Set task — Copy out every line that contains the word "expresado".

(Data records)
— begin —

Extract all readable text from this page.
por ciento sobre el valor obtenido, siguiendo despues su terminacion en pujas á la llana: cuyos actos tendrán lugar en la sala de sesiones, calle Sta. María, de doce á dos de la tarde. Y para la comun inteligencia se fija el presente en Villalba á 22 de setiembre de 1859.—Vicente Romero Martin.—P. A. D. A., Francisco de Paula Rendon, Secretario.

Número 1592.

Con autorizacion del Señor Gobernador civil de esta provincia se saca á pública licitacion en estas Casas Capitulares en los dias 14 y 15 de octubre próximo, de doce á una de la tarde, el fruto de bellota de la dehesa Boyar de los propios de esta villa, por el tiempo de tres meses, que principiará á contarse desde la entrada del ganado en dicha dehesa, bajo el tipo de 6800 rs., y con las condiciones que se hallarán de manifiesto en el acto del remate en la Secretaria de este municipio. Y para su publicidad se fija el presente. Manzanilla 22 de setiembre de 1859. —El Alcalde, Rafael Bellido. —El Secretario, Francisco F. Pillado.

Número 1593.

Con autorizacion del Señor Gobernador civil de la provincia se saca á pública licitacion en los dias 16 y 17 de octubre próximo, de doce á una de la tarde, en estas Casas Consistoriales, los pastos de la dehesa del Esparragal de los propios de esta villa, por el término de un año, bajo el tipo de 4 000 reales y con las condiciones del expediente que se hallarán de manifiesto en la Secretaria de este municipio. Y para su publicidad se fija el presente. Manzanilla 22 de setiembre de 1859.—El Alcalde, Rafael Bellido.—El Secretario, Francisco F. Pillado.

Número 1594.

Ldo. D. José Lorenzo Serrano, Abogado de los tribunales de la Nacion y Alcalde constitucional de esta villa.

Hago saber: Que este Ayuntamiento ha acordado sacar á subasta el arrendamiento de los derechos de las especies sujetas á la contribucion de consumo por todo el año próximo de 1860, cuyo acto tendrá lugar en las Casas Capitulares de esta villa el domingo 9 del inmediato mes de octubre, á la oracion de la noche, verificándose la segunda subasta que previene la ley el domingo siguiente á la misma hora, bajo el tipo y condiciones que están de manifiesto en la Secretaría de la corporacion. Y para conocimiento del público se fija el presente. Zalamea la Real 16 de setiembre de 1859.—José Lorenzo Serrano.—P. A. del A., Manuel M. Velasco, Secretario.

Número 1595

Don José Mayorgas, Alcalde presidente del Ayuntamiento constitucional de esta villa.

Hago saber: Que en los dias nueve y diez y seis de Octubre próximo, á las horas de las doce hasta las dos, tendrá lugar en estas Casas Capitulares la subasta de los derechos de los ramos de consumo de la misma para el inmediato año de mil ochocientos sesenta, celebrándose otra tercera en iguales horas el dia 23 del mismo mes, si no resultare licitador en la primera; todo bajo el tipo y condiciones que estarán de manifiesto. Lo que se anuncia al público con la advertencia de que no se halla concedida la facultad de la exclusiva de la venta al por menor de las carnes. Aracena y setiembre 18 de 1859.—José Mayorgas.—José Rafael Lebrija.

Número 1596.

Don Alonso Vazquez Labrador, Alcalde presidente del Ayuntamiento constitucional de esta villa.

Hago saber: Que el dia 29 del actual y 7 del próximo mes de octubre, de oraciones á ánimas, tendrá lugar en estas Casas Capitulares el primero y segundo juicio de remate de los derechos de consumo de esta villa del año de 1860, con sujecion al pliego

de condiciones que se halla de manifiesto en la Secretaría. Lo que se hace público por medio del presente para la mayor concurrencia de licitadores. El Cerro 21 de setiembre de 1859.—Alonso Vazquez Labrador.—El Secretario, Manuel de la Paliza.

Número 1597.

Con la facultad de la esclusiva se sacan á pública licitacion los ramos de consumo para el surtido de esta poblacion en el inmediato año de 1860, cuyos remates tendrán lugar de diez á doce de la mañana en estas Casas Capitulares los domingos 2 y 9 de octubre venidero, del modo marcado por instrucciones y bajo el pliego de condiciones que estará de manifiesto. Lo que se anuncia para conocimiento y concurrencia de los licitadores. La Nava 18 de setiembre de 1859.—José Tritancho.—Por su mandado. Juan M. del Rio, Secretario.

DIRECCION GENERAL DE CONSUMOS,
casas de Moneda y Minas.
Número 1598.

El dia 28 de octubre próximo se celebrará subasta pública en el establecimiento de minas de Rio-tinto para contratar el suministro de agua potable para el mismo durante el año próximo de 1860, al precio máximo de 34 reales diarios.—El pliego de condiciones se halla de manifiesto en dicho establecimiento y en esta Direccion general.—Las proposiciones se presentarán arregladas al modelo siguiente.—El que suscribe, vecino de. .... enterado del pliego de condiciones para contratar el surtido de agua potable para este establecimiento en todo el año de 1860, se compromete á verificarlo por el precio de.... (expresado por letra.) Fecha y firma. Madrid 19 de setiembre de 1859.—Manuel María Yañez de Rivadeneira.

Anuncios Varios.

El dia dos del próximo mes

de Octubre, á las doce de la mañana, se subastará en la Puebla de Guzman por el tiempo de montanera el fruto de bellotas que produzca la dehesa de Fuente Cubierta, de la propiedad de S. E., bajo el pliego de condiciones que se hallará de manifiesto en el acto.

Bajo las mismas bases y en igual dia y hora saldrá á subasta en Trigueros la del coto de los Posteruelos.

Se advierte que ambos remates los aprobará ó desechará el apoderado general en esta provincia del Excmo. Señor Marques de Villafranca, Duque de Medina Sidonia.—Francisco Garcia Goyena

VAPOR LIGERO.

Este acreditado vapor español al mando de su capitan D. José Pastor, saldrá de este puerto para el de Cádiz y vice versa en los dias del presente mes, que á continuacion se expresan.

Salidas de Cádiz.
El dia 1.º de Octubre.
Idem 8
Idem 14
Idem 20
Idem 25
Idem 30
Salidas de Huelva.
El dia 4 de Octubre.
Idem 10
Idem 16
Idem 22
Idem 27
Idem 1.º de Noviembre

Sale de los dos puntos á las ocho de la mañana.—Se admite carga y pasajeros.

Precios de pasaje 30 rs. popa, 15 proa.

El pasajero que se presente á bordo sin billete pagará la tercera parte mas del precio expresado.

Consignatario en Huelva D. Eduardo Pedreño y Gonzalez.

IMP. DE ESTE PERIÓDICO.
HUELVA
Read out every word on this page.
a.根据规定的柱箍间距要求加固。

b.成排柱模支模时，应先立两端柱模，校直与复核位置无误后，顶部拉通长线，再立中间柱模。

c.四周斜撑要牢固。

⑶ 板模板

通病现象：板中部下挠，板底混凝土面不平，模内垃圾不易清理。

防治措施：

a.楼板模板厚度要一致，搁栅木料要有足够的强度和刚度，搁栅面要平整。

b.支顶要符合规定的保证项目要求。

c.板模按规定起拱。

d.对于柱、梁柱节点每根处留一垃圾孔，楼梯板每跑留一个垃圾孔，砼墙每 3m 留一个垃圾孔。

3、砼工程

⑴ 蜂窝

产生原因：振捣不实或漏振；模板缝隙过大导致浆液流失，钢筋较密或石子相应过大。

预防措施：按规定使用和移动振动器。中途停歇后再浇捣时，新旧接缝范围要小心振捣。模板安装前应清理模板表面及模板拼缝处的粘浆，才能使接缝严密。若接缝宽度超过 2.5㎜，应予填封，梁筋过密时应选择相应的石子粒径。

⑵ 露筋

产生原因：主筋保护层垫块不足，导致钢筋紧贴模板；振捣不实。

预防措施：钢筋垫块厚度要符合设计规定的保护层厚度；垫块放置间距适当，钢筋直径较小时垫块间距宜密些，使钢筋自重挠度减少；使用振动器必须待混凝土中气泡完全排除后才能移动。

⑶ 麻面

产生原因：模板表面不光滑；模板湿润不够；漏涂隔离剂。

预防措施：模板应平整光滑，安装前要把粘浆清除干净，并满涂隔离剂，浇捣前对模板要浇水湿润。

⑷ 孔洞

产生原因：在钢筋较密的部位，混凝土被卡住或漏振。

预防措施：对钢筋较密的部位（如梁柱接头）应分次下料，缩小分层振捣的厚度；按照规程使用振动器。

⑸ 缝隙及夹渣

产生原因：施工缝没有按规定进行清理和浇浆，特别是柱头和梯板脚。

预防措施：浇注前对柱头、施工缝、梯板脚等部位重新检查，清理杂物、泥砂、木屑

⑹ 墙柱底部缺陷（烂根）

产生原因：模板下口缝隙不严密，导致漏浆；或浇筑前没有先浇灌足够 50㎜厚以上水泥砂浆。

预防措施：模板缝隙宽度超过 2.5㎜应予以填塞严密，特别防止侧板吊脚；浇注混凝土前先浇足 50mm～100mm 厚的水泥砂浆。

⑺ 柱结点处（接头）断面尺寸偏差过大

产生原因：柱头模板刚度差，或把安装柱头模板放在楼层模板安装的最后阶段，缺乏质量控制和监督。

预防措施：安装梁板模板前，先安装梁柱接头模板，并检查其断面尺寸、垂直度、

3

— end —

Reply —
El dia 28 de octubre próximo se celebrará subasta pública en el establecimiento de minas de Rio-tinto para contratar el suministro de agua potable para el mismo durante el año próximo de 1860, al precio máximo de 34 reales diarios.—El pliego de condiciones se halla de manifiesto en dicho establecimiento y en esta Direccion general.—Las proposiciones se presentarán arregladas al modelo siguiente.—El que suscribe, vecino de. .... enterado del pliego de condiciones para contratar el surtido de agua potable para este establecimiento en todo el año de 1860, se compromete á verificarlo por el precio de.... (expresado por letra.) Fecha y firma. Madrid 19 de setiembre de 1859.—Manuel María Yañez de Rivadeneira.
El pasajero que se presente á bordo sin billete pagará la tercera parte mas del precio expresado.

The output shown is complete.